(Items listed in a dataset)
'''

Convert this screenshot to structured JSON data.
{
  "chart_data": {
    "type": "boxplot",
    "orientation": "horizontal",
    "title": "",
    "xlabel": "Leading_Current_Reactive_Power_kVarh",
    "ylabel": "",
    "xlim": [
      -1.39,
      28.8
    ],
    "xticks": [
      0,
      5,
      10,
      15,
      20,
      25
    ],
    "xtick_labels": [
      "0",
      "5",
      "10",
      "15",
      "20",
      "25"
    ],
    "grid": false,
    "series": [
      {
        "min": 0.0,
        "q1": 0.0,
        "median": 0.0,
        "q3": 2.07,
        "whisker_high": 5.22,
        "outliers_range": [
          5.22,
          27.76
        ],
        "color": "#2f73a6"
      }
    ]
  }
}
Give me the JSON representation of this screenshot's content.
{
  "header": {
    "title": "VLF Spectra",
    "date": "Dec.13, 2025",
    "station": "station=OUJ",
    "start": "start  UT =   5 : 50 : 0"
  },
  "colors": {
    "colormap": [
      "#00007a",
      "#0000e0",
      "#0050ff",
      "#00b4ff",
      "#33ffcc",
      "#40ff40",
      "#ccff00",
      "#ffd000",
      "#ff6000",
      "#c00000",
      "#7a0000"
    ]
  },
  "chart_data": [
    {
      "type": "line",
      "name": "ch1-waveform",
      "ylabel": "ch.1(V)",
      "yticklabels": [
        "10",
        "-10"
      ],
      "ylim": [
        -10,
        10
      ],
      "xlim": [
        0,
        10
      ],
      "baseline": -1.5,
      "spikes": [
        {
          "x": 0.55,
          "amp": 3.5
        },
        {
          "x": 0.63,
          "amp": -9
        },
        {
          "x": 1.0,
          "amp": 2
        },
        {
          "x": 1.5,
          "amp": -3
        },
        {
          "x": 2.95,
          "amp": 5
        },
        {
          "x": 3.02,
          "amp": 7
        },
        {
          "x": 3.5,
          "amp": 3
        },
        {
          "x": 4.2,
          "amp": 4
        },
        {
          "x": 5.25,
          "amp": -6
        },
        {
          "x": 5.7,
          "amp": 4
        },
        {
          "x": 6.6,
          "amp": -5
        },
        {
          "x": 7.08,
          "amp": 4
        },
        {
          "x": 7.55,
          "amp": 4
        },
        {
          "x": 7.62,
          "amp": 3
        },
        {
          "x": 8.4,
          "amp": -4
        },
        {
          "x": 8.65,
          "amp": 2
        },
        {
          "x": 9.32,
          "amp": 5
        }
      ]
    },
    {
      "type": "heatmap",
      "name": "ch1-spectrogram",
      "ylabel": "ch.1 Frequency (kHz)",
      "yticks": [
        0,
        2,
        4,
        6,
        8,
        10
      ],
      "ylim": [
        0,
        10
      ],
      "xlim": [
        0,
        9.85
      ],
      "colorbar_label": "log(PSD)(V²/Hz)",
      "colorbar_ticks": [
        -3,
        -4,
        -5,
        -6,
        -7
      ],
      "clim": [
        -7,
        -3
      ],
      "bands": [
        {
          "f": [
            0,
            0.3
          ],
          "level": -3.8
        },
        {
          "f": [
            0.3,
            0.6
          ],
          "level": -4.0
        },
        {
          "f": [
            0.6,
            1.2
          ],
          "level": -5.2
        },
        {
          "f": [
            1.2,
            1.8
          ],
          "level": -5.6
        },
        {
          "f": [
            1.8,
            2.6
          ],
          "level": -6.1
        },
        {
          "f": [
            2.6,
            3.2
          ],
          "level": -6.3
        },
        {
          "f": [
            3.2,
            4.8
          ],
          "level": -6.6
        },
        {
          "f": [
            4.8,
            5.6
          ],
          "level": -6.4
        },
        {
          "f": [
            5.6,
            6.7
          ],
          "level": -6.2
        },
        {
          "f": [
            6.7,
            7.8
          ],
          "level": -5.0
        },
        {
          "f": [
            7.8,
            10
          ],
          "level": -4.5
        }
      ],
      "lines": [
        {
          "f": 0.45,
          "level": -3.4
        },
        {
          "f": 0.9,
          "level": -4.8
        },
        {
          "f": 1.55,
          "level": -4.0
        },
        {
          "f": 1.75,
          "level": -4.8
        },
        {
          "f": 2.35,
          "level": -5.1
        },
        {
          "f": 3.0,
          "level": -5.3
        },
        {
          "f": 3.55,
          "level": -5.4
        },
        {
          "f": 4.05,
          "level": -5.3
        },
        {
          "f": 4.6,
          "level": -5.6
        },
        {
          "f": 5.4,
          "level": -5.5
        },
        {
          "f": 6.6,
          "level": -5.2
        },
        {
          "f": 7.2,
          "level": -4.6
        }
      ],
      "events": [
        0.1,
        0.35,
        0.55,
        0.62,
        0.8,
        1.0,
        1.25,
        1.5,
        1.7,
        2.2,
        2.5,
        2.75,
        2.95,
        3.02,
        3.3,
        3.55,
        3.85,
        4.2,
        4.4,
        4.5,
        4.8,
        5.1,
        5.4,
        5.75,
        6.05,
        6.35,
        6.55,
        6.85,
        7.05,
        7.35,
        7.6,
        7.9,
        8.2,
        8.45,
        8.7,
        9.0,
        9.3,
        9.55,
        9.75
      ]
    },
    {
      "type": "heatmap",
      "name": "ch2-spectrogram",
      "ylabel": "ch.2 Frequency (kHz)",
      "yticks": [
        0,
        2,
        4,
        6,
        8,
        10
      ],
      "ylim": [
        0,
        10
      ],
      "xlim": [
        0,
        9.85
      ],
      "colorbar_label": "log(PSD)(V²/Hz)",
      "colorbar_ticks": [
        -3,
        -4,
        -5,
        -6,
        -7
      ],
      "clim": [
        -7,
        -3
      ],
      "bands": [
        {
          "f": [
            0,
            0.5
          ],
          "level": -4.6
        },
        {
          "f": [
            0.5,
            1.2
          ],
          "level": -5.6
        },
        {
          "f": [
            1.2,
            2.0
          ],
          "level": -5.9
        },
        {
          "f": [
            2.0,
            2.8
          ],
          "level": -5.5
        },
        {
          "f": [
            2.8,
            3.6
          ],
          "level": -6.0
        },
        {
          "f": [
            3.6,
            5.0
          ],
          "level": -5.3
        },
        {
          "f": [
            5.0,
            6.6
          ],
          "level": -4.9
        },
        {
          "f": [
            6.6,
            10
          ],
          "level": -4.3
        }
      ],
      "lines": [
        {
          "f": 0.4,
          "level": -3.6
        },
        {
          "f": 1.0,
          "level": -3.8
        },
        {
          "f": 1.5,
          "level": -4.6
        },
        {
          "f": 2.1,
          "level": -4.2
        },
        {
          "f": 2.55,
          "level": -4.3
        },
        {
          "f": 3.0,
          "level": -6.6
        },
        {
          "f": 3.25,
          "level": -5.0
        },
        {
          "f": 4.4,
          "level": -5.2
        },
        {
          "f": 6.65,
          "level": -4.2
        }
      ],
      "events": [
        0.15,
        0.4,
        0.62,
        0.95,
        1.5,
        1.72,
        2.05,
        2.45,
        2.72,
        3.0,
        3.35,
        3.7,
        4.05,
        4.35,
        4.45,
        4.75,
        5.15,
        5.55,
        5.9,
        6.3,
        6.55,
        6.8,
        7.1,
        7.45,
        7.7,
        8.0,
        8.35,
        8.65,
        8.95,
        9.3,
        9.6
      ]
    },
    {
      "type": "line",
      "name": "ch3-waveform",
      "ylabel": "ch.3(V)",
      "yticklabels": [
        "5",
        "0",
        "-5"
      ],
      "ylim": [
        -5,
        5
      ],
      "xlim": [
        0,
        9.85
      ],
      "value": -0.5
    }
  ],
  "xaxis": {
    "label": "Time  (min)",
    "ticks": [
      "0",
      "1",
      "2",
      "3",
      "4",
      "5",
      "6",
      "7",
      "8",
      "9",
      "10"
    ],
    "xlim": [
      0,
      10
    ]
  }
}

'''

**Exercise description:** Print the material verbatim, all of it.

**Output of the exercise:**
Convert this screenshot to structured JSON data.
{
  "chart_data": {
    "type": "boxplot",
    "orientation": "horizontal",
    "title": "",
    "xlabel": "Leading_Current_Reactive_Power_kVarh",
    "ylabel": "",
    "xlim": [
      -1.39,
      28.8
    ],
    "xticks": [
      0,
      5,
      10,
      15,
      20,
      25
    ],
    "xtick_labels": [
      "0",
      "5",
      "10",
      "15",
      "20",
      "25"
    ],
    "grid": false,
    "series": [
      {
        "min": 0.0,
        "q1": 0.0,
        "median": 0.0,
        "q3": 2.07,
        "whisker_high": 5.22,
        "outliers_range": [
          5.22,
          27.76
        ],
        "color": "#2f73a6"
      }
    ]
  }
}
Give me the JSON representation of this screenshot's content.
{
  "header": {
    "title": "VLF Spectra",
    "date": "Dec.13, 2025",
    "station": "station=OUJ",
    "start": "start  UT =   5 : 50 : 0"
  },
  "colors": {
    "colormap": [
      "#00007a",
      "#0000e0",
      "#0050ff",
      "#00b4ff",
      "#33ffcc",
      "#40ff40",
      "#ccff00",
      "#ffd000",
      "#ff6000",
      "#c00000",
      "#7a0000"
    ]
  },
  "chart_data": [
    {
      "type": "line",
      "name": "ch1-waveform",
      "ylabel": "ch.1(V)",
      "yticklabels": [
        "10",
        "-10"
      ],
      "ylim": [
        -10,
        10
      ],
      "xlim": [
        0,
        10
      ],
      "baseline": -1.5,
      "spikes": [
        {
          "x": 0.55,
          "amp": 3.5
        },
        {
          "x": 0.63,
          "amp": -9
        },
        {
          "x": 1.0,
          "amp": 2
        },
        {
          "x": 1.5,
          "amp": -3
        },
        {
          "x": 2.95,
          "amp": 5
        },
        {
          "x": 3.02,
          "amp": 7
        },
        {
          "x": 3.5,
          "amp": 3
        },
        {
          "x": 4.2,
          "amp": 4
        },
        {
          "x": 5.25,
          "amp": -6
        },
        {
          "x": 5.7,
          "amp": 4
        },
        {
          "x": 6.6,
          "amp": -5
        },
        {
          "x": 7.08,
          "amp": 4
        },
        {
          "x": 7.55,
          "amp": 4
        },
        {
          "x": 7.62,
          "amp": 3
        },
        {
          "x": 8.4,
          "amp": -4
        },
        {
          "x": 8.65,
          "amp": 2
        },
        {
          "x": 9.32,
          "amp": 5
        }
      ]
    },
    {
      "type": "heatmap",
      "name": "ch1-spectrogram",
      "ylabel": "ch.1 Frequency (kHz)",
      "yticks": [
        0,
        2,
        4,
        6,
        8,
        10
      ],
      "ylim": [
        0,
        10
      ],
      "xlim": [
        0,
        9.85
      ],
      "colorbar_label": "log(PSD)(V²/Hz)",
      "colorbar_ticks": [
        -3,
        -4,
        -5,
        -6,
        -7
      ],
      "clim": [
        -7,
        -3
      ],
      "bands": [
        {
          "f": [
            0,
            0.3
          ],
          "level": -3.8
        },
        {
          "f": [
            0.3,
            0.6
          ],
          "level": -4.0
        },
        {
          "f": [
            0.6,
            1.2
          ],
          "level": -5.2
        },
        {
          "f": [
            1.2,
            1.8
          ],
          "level": -5.6
        },
        {
          "f": [
            1.8,
            2.6
          ],
          "level": -6.1
        },
        {
          "f": [
            2.6,
            3.2
          ],
          "level": -6.3
        },
        {
          "f": [
            3.2,
            4.8
          ],
          "level": -6.6
        },
        {
          "f": [
            4.8,
            5.6
          ],
          "level": -6.4
        },
        {
          "f": [
            5.6,
            6.7
          ],
          "level": -6.2
        },
        {
          "f": [
            6.7,
            7.8
          ],
          "level": -5.0
        },
        {
          "f": [
            7.8,
            10
          ],
          "level": -4.5
        }
      ],
      "lines": [
        {
          "f": 0.45,
          "level": -3.4
        },
        {
          "f": 0.9,
          "level": -4.8
        },
        {
          "f": 1.55,
          "level": -4.0
        },
        {
          "f": 1.75,
          "level": -4.8
        },
        {
          "f": 2.35,
          "level": -5.1
        },
        {
          "f": 3.0,
          "level": -5.3
        },
        {
          "f": 3.55,
          "level": -5.4
        },
        {
          "f": 4.05,
          "level": -5.3
        },
        {
          "f": 4.6,
          "level": -5.6
        },
        {
          "f": 5.4,
          "level": -5.5
        },
        {
          "f": 6.6,
          "level": -5.2
        },
        {
          "f": 7.2,
          "level": -4.6
        }
      ],
      "events": [
        0.1,
        0.35,
        0.55,
        0.62,
        0.8,
        1.0,
        1.25,
        1.5,
        1.7,
        2.2,
        2.5,
        2.75,
        2.95,
        3.02,
        3.3,
        3.55,
        3.85,
        4.2,
        4.4,
        4.5,
        4.8,
        5.1,
        5.4,
        5.75,
        6.05,
        6.35,
        6.55,
        6.85,
        7.05,
        7.35,
        7.6,
        7.9,
        8.2,
        8.45,
        8.7,
        9.0,
        9.3,
        9.55,
        9.75
      ]
    },
    {
      "type": "heatmap",
      "name": "ch2-spectrogram",
      "ylabel": "ch.2 Frequency (kHz)",
      "yticks": [
        0,
        2,
        4,
        6,
        8,
        10
      ],
      "ylim": [
        0,
        10
      ],
      "xlim": [
        0,
        9.85
      ],
      "colorbar_label": "log(PSD)(V²/Hz)",
      "colorbar_ticks": [
        -3,
        -4,
        -5,
        -6,
        -7
      ],
      "clim": [
        -7,
        -3
      ],
      "bands": [
        {
          "f": [
            0,
            0.5
          ],
          "level": -4.6
        },
        {
          "f": [
            0.5,
            1.2
          ],
          "level": -5.6
        },
        {
          "f": [
            1.2,
            2.0
          ],
          "level": -5.9
        },
        {
          "f": [
            2.0,
            2.8
          ],
          "level": -5.5
        },
        {
          "f": [
            2.8,
            3.6
          ],
          "level": -6.0
        },
        {
          "f": [
            3.6,
            5.0
          ],
          "level": -5.3
        },
        {
          "f": [
            5.0,
            6.6
          ],
          "level": -4.9
        },
        {
          "f": [
            6.6,
            10
          ],
          "level": -4.3
        }
      ],
      "lines": [
        {
          "f": 0.4,
          "level": -3.6
        },
        {
          "f": 1.0,
          "level": -3.8
        },
        {
          "f": 1.5,
          "level": -4.6
        },
        {
          "f": 2.1,
          "level": -4.2
        },
        {
          "f": 2.55,
          "level": -4.3
        },
        {
          "f": 3.0,
          "level": -6.6
        },
        {
          "f": 3.25,
          "level": -5.0
        },
        {
          "f": 4.4,
          "level": -5.2
        },
        {
          "f": 6.65,
          "level": -4.2
        }
      ],
      "events": [
        0.15,
        0.4,
        0.62,
        0.95,
        1.5,
        1.72,
        2.05,
        2.45,
        2.72,
        3.0,
        3.35,
        3.7,
        4.05,
        4.35,
        4.45,
        4.75,
        5.15,
        5.55,
        5.9,
        6.3,
        6.55,
        6.8,
        7.1,
        7.45,
        7.7,
        8.0,
        8.35,
        8.65,
        8.95,
        9.3,
        9.6
      ]
    },
    {
      "type": "line",
      "name": "ch3-waveform",
      "ylabel": "ch.3(V)",
      "yticklabels": [
        "5",
        "0",
        "-5"
      ],
      "ylim": [
        -5,
        5
      ],
      "xlim": [
        0,
        9.85
      ],
      "value": -0.5
    }
  ],
  "xaxis": {
    "label": "Time  (min)",
    "ticks": [
      "0",
      "1",
      "2",
      "3",
      "4",
      "5",
      "6",
      "7",
      "8",
      "9",
      "10"
    ],
    "xlim": [
      0,
      10
    ]
  }
}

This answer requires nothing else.